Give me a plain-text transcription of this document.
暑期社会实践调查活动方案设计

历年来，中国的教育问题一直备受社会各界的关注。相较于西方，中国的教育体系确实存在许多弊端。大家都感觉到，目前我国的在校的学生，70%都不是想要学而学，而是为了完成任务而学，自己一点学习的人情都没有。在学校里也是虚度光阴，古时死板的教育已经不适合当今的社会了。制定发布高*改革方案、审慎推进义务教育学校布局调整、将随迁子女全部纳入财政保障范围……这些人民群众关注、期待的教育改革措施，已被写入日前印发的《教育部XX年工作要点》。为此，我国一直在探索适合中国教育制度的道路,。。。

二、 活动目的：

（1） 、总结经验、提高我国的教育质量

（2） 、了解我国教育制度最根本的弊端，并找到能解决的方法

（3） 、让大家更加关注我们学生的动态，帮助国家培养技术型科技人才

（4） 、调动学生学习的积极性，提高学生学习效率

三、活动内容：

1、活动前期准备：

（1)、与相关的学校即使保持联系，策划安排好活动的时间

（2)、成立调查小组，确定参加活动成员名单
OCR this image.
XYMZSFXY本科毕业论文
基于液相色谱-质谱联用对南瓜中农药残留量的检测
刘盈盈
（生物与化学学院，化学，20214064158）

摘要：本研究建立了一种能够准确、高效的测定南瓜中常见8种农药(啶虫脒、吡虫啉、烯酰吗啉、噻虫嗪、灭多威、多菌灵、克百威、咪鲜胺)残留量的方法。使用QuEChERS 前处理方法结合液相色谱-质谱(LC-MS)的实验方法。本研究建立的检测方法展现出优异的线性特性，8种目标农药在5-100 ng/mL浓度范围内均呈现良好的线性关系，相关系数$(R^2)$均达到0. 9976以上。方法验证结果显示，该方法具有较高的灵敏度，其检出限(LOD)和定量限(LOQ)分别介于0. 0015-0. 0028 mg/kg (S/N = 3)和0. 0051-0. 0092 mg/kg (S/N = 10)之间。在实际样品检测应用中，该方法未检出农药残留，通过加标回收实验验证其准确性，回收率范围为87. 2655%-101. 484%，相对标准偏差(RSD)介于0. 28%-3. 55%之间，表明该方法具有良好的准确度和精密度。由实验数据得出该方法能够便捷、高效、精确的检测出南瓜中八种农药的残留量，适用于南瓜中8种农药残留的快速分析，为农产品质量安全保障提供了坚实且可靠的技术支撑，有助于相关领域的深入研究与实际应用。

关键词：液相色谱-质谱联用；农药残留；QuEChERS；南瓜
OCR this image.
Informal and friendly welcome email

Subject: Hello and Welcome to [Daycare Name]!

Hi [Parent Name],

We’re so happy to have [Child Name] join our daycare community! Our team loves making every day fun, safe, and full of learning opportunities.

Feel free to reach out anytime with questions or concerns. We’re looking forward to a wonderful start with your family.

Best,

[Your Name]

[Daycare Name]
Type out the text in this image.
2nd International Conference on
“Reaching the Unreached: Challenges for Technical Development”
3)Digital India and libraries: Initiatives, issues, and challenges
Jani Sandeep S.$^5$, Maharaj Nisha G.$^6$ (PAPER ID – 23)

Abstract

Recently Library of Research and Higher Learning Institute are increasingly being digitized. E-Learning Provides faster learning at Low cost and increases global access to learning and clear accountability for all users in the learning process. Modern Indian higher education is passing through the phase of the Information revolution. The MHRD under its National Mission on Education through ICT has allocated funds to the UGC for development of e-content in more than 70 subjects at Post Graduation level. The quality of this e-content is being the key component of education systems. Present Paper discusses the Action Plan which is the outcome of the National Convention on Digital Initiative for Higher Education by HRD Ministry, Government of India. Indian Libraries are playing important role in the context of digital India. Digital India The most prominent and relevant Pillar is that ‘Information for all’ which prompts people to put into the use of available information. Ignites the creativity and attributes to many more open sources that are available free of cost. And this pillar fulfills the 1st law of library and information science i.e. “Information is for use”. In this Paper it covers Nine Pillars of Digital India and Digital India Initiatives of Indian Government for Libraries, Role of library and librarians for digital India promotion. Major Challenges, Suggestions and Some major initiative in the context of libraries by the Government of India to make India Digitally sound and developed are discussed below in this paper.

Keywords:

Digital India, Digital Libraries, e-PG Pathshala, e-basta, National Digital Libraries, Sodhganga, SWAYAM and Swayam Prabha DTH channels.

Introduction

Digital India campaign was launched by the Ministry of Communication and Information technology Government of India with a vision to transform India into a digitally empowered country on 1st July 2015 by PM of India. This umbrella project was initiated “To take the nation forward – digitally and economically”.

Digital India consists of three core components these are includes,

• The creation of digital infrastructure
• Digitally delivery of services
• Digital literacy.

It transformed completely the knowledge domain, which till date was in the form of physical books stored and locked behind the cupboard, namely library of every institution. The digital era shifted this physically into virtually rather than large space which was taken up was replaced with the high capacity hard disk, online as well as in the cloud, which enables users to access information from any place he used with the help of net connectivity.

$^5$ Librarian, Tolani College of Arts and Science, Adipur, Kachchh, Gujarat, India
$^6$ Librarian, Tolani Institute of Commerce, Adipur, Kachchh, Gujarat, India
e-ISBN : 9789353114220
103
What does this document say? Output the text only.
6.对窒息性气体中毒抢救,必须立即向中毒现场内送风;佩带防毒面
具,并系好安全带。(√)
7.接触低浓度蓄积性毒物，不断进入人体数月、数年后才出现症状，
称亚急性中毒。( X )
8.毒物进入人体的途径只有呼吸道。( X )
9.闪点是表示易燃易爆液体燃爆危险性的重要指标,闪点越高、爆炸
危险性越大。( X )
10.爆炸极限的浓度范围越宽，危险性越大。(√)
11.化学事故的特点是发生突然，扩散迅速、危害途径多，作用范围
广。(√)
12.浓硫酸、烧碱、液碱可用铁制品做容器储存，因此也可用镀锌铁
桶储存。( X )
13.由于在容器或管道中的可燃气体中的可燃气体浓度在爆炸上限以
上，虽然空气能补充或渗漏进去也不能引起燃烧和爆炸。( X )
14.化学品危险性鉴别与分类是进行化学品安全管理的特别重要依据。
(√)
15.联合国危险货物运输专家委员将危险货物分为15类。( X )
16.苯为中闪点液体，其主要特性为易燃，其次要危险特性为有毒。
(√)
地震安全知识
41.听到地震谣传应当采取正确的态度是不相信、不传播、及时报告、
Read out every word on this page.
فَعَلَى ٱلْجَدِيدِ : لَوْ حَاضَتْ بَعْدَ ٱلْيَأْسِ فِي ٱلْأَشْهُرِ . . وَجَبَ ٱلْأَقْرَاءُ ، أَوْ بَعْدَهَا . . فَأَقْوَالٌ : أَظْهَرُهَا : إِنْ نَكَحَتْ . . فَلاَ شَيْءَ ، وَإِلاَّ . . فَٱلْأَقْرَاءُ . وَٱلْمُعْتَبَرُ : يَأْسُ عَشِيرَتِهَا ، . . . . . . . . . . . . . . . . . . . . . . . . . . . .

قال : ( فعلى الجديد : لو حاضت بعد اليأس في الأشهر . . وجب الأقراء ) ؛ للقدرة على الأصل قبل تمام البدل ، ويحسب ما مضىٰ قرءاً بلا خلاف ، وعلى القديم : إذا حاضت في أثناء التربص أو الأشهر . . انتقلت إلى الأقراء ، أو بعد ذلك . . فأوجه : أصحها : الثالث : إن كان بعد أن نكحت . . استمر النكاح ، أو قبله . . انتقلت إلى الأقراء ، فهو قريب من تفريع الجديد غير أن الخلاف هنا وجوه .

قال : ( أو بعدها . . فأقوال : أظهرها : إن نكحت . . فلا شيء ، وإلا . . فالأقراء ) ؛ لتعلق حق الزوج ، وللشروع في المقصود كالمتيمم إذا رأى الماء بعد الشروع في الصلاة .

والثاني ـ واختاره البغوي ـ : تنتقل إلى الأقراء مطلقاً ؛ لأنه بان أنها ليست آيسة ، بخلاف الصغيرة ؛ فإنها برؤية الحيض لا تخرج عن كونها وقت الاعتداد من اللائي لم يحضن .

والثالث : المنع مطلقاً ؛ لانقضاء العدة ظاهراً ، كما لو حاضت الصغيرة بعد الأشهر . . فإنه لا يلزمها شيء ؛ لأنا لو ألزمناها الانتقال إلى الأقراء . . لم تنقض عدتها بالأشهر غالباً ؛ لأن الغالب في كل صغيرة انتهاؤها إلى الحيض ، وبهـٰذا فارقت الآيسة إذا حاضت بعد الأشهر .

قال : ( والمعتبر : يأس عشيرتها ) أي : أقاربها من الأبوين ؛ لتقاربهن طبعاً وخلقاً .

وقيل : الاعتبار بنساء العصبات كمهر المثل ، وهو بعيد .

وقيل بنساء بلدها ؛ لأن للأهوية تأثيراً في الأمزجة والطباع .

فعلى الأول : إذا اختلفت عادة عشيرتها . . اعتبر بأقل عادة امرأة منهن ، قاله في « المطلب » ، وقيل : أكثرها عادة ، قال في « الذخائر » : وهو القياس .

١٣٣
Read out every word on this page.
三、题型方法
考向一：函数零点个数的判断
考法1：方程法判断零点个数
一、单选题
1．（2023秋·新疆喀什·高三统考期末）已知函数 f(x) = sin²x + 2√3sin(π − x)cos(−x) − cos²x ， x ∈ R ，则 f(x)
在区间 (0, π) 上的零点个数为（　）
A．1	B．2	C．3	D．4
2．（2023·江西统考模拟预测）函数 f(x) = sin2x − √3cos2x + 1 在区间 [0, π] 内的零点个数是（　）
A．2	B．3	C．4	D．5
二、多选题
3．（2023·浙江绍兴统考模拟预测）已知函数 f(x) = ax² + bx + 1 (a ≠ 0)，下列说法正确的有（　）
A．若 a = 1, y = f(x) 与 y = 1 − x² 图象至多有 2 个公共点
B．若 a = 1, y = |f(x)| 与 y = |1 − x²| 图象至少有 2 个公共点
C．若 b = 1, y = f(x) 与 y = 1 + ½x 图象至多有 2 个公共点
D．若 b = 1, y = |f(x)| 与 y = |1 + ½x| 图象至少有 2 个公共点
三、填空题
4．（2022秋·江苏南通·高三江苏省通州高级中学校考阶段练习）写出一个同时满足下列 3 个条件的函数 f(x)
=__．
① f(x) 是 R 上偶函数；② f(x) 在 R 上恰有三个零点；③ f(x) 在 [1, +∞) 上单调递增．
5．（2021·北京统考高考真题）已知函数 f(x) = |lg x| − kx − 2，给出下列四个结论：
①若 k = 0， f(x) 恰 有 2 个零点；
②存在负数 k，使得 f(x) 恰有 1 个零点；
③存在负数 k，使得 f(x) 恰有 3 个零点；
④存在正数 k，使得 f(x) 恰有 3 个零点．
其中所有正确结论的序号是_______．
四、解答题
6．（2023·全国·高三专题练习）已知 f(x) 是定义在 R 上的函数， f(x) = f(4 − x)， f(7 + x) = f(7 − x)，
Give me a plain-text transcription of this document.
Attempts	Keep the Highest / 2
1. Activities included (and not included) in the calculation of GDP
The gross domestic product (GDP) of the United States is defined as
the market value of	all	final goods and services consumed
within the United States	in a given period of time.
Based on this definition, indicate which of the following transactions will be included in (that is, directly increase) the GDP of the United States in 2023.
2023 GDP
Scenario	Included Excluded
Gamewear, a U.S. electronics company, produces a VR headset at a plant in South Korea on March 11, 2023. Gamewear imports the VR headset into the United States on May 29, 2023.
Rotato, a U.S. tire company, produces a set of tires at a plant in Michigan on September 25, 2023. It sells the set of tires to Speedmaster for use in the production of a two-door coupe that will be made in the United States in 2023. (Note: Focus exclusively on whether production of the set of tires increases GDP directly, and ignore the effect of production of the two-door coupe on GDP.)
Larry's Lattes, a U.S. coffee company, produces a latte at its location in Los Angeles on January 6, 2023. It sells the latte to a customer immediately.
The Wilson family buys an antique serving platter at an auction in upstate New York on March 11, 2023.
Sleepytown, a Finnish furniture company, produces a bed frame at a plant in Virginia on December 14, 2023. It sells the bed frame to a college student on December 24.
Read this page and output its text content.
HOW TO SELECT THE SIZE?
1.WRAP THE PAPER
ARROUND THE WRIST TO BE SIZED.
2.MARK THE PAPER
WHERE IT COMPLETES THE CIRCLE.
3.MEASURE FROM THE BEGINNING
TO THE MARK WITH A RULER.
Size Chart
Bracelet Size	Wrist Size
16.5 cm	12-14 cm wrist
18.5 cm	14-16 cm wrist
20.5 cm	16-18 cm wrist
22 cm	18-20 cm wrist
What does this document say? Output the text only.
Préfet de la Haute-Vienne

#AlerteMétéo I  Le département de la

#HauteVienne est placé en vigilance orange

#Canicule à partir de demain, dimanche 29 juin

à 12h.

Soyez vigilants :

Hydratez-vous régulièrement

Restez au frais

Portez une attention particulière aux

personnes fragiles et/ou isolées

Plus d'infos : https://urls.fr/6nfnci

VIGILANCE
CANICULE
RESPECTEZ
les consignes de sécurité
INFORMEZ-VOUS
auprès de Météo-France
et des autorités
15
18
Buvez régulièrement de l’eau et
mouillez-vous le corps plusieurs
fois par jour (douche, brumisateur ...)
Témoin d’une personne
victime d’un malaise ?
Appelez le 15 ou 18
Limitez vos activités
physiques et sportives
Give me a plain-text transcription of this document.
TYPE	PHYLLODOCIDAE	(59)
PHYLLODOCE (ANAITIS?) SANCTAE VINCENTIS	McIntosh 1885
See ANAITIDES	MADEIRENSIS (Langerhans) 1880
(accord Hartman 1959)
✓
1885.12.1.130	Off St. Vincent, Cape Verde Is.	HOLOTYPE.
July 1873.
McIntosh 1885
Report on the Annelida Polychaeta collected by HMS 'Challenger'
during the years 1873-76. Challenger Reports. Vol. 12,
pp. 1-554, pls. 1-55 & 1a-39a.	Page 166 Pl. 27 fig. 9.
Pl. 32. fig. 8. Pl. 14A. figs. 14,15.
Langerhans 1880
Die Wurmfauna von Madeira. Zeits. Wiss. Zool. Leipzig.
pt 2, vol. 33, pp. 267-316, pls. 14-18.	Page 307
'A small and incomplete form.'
##########
Set exercise » How many lines in the listing contain "Gujarat"? Answer with the number alone.

Exercise output » 2